• **THE RECORDS**
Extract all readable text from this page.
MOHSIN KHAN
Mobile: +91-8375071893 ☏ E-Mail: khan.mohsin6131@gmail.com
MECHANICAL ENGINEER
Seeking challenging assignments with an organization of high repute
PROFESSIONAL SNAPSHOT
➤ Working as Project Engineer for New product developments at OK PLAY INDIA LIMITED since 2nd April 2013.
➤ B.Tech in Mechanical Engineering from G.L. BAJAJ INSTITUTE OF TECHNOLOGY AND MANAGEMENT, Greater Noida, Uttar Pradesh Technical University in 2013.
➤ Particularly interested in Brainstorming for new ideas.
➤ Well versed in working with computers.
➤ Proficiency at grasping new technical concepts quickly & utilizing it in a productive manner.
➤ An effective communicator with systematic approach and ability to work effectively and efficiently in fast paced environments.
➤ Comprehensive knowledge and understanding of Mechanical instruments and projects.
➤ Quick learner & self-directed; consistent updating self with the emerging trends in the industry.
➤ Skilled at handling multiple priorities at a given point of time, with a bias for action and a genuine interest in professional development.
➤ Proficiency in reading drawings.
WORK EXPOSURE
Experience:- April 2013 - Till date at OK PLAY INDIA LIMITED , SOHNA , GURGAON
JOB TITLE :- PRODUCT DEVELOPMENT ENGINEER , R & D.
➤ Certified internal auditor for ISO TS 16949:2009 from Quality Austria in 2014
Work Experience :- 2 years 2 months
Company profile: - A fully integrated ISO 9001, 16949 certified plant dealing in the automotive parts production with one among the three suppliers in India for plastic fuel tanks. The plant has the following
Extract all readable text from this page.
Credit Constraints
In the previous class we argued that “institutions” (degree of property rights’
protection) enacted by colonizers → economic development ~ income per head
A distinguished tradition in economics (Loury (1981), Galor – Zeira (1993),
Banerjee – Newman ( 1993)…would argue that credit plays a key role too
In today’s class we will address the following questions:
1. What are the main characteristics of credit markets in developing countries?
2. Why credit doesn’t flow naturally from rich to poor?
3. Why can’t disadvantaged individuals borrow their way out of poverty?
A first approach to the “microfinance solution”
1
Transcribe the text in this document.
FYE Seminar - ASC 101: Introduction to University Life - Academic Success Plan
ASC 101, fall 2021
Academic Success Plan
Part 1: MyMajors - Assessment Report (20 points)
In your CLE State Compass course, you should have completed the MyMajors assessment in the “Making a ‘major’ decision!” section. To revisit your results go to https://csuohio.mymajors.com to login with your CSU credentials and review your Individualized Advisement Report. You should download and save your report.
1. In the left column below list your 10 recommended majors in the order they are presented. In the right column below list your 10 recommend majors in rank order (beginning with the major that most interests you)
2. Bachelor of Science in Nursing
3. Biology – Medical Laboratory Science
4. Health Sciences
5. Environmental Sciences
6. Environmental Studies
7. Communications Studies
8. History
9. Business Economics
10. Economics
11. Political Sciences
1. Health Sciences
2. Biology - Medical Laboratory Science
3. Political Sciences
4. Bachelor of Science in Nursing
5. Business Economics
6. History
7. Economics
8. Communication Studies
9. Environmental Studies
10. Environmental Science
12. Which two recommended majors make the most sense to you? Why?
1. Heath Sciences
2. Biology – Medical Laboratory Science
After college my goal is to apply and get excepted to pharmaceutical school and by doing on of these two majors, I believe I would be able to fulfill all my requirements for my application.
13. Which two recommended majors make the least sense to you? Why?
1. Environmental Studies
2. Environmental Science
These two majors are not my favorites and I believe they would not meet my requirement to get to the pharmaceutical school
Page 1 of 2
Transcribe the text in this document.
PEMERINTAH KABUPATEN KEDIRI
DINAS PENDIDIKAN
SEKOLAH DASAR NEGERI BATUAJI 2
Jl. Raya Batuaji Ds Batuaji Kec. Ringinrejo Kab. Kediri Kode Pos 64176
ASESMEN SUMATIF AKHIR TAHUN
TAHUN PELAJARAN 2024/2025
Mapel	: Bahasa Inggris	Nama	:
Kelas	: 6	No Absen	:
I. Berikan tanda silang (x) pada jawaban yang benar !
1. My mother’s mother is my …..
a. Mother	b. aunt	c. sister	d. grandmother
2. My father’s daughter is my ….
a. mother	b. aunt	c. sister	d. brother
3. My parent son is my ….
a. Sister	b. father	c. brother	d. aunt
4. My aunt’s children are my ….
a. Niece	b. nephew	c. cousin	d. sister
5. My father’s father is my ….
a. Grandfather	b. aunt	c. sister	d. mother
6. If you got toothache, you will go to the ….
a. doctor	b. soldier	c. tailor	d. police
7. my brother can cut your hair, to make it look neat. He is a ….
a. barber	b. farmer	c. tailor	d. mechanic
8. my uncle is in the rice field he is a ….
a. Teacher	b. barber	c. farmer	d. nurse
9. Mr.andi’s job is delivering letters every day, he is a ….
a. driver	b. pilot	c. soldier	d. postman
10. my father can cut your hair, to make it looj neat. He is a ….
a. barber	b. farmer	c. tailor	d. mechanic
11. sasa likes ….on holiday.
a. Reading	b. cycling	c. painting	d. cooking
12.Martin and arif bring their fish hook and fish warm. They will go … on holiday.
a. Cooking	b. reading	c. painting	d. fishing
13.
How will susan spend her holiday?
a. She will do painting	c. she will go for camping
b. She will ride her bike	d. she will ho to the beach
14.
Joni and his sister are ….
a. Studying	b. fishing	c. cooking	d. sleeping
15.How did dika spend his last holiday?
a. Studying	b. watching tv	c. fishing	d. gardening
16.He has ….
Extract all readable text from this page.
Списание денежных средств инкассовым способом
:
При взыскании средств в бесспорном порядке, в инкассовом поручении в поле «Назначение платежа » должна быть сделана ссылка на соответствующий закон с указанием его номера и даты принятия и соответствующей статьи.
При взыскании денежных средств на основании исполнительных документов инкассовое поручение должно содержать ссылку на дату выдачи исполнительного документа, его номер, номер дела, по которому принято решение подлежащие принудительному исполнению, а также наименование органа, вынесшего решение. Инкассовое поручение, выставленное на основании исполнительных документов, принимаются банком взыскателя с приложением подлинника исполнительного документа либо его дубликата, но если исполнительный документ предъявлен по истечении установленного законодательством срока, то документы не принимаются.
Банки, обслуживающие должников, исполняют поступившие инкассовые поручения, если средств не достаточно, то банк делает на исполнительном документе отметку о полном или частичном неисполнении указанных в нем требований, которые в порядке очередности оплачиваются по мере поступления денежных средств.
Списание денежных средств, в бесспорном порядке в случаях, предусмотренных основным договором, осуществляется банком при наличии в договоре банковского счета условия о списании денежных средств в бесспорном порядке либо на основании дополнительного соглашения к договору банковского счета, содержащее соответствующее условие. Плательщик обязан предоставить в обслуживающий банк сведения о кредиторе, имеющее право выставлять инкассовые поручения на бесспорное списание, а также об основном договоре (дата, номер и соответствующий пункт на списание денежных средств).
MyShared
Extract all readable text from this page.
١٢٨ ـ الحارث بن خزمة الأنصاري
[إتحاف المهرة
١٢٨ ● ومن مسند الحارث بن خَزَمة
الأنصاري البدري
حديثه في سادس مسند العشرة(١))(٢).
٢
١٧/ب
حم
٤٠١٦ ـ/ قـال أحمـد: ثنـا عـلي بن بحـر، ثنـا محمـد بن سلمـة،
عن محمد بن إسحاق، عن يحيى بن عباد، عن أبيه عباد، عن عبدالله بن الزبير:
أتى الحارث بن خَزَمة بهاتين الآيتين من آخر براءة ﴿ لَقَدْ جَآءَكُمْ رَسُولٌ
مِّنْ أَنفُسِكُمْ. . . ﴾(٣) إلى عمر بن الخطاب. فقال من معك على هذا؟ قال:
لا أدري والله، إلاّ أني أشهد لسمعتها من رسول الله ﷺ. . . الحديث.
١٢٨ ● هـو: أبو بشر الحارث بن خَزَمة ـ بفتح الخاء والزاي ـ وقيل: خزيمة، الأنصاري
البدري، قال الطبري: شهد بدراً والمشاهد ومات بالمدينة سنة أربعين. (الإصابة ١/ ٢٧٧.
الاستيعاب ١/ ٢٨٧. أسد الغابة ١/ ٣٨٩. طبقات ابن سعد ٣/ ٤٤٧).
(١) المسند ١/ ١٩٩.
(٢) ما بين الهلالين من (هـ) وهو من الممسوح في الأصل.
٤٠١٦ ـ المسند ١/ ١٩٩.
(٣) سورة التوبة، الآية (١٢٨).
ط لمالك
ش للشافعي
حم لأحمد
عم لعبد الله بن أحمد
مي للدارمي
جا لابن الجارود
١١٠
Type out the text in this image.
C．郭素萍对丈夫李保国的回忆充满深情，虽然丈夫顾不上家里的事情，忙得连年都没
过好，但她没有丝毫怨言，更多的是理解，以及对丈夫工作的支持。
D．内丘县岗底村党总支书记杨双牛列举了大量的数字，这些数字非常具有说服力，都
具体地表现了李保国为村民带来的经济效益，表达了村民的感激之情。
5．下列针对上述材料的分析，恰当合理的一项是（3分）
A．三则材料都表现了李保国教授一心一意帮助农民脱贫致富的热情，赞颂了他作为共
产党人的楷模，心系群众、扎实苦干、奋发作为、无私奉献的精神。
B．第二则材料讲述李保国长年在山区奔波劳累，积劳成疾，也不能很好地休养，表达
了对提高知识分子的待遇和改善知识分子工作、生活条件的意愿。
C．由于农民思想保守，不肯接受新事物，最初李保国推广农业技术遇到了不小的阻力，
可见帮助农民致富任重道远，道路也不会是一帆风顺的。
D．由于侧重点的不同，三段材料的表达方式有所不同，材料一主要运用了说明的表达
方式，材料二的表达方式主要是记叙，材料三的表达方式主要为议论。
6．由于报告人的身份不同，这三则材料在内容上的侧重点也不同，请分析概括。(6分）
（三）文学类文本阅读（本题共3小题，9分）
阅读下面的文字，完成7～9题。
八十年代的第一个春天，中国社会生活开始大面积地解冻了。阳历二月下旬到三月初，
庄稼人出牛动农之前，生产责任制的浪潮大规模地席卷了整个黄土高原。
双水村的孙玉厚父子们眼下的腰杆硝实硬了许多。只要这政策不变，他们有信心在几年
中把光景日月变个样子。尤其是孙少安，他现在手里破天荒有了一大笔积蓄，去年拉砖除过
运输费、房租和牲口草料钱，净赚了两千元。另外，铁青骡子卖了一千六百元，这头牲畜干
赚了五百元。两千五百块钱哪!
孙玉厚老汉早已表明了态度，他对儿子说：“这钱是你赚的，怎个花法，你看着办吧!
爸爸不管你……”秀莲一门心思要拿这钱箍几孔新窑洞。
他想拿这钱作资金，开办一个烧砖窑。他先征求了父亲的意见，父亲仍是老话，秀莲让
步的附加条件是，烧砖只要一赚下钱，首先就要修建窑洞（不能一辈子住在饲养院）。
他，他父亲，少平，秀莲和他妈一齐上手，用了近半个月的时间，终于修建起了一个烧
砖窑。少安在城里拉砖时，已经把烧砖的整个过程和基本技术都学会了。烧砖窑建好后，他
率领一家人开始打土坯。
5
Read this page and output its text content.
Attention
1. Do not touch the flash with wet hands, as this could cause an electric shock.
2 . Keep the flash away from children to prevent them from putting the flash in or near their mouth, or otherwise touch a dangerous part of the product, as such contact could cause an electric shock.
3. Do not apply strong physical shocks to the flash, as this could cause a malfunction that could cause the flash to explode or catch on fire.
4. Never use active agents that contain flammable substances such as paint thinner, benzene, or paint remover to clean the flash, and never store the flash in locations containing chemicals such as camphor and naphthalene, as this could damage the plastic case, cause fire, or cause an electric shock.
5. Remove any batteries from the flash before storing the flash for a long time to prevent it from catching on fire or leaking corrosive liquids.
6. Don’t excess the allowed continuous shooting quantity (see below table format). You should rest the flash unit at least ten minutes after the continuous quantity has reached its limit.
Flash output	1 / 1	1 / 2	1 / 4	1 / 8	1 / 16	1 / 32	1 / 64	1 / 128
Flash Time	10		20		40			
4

• **WHAT IS REQUIRED**
Filter the entries and copy out every line with the word "such".

• **THE RESULT**
2 . Keep the flash away from children to prevent them from putting the flash in or near their mouth, or otherwise touch a dangerous part of the product, as such contact could cause an electric shock.
4. Never use active agents that contain flammable substances such as paint thinner, benzene, or paint remover to clean the flash, and never store the flash in locations containing chemicals such as camphor and naphthalene, as this could damage the plastic case, cause fire, or cause an electric shock.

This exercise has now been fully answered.